**Given problem:**
Which lines below hold the word "name"? Copy all of them.

**Data supplied:**
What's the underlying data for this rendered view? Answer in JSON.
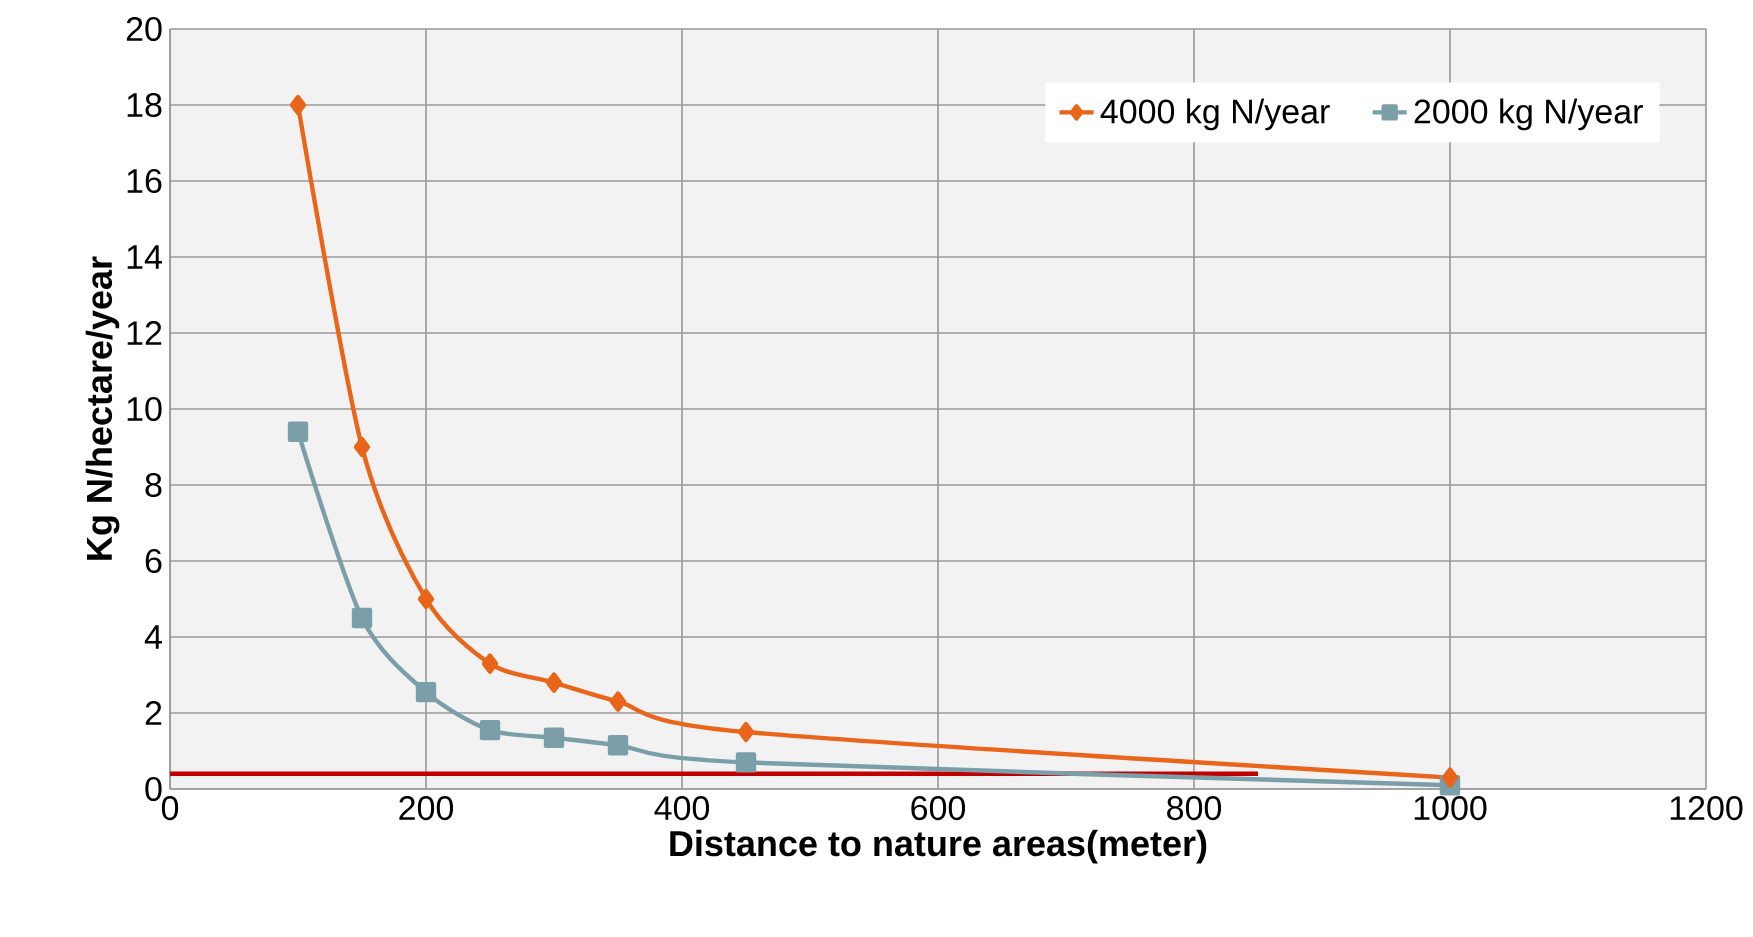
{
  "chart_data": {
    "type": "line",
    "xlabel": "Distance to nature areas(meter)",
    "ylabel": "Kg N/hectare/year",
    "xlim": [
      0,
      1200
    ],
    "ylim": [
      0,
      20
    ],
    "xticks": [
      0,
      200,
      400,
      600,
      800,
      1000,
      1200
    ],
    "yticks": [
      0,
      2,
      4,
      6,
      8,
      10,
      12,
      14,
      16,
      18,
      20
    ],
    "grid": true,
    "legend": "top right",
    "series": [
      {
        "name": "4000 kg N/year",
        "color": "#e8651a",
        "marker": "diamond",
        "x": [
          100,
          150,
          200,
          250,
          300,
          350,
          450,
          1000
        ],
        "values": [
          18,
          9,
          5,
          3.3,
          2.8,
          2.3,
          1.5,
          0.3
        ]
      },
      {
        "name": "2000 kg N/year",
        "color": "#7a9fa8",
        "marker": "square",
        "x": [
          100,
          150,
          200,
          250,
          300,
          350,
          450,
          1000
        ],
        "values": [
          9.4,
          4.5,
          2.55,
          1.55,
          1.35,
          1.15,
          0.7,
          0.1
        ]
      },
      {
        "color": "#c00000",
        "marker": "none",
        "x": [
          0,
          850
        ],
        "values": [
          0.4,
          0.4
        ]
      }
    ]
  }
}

**Answer to this task:**
        "name": "4000 kg N/year",
        "name": "2000 kg N/year",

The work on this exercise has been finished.